Go through the data below and gather each line containing "text".

>> begin SUPPLIED RECORDS

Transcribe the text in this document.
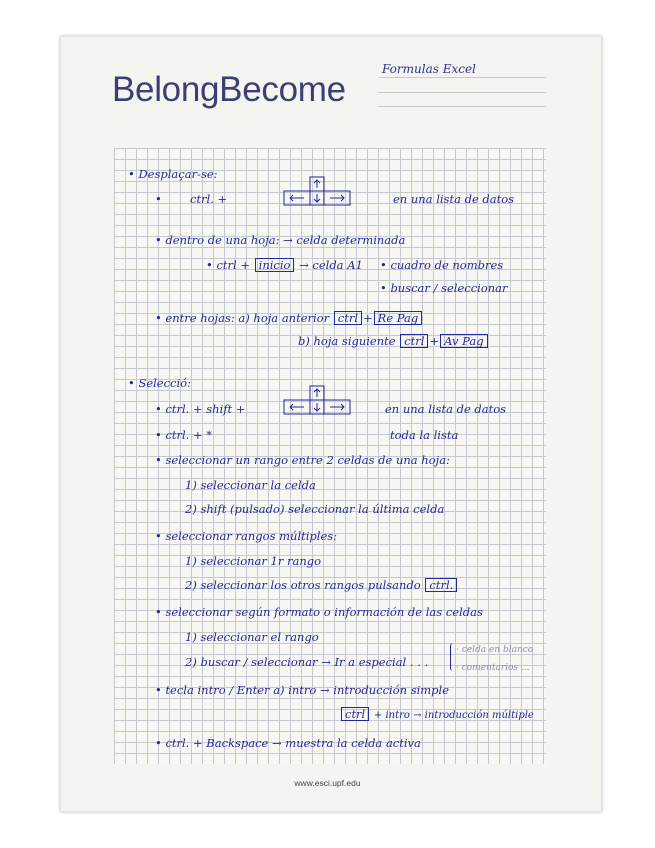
BelongBecome
Formulas Excel
• Desplaçar-se:
• ctrl. +	en una lista de datos
• dentro de una hoja: → celda determinada
• ctrl + inicio → celda A1 • cuadro de nombres
• buscar / seleccionar
• entre hojas: a) hoja anterior ctrl + Re Pag
b) hoja siguiente ctrl + Av Pag
• Selecció:
• ctrl. + shift +	en una lista de datos
• ctrl. + *	toda la lista
• seleccionar un rango entre 2 celdas de una hoja:
1) seleccionar la celda
2) shift (pulsado) seleccionar la última celda
• seleccionar rangos múltiples:
1) seleccionar 1r rango
2) seleccionar los otros rangos pulsando ctrl.
• seleccionar según formato o información de las celdas
1) seleccionar el rango
2) buscar / seleccionar → Ir a especial . . .
· celda en blanco
· comentarios ...
• tecla intro / Enter a) intro → introducción simple
ctrl + intro → introducción múltiple
• ctrl. + Backspace → muestra la celda activa
www.esci.upf.edu
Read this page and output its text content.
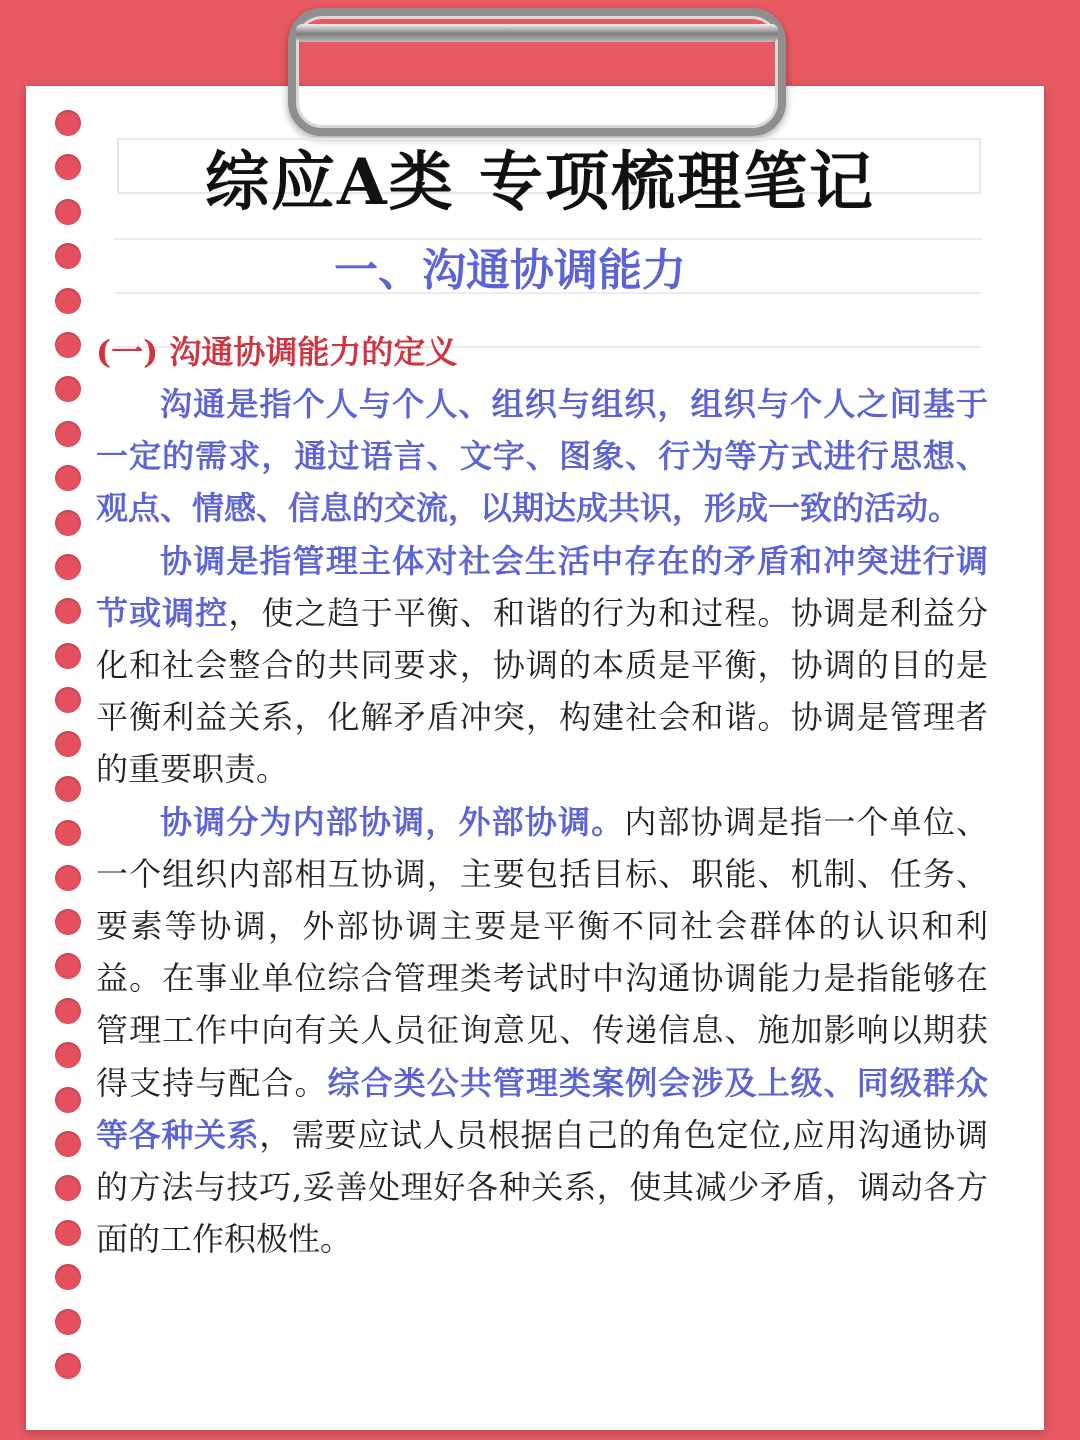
综应A类 专项梳理笔记
一、沟通协调能力
(一) 沟通协调能力的定义

沟通是指个人与个人、组织与组织，组织与个人之间基于一定的需求，通过语言、文字、图象、行为等方式进行思想、观点、情感、信息的交流，以期达成共识，形成一致的活动。

协调是指管理主体对社会生活中存在的矛盾和冲突进行调节或调控，使之趋于平衡、和谐的行为和过程。协调是利益分化和社会整合的共同要求，协调的本质是平衡，协调的目的是平衡利益关系，化解矛盾冲突，构建社会和谐。协调是管理者的重要职责。

协调分为内部协调，外部协调。内部协调是指一个单位、一个组织内部相互协调，主要包括目标、职能、机制、任务、要素等协调，外部协调主要是平衡不同社会群体的认识和利益。在事业单位综合管理类考试时中沟通协调能力是指能够在管理工作中向有关人员征询意见、传递信息、施加影响以期获得支持与配合。综合类公共管理类案例会涉及上级、同级群众等各种关系，需要应试人员根据自己的角色定位,应用沟通协调的方法与技巧,妥善处理好各种关系，使其减少矛盾，调动各方面的工作积极性。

>> end SUPPLIED RECORDS

• [REPLY]:
Transcribe the text in this document.
Read this page and output its text content.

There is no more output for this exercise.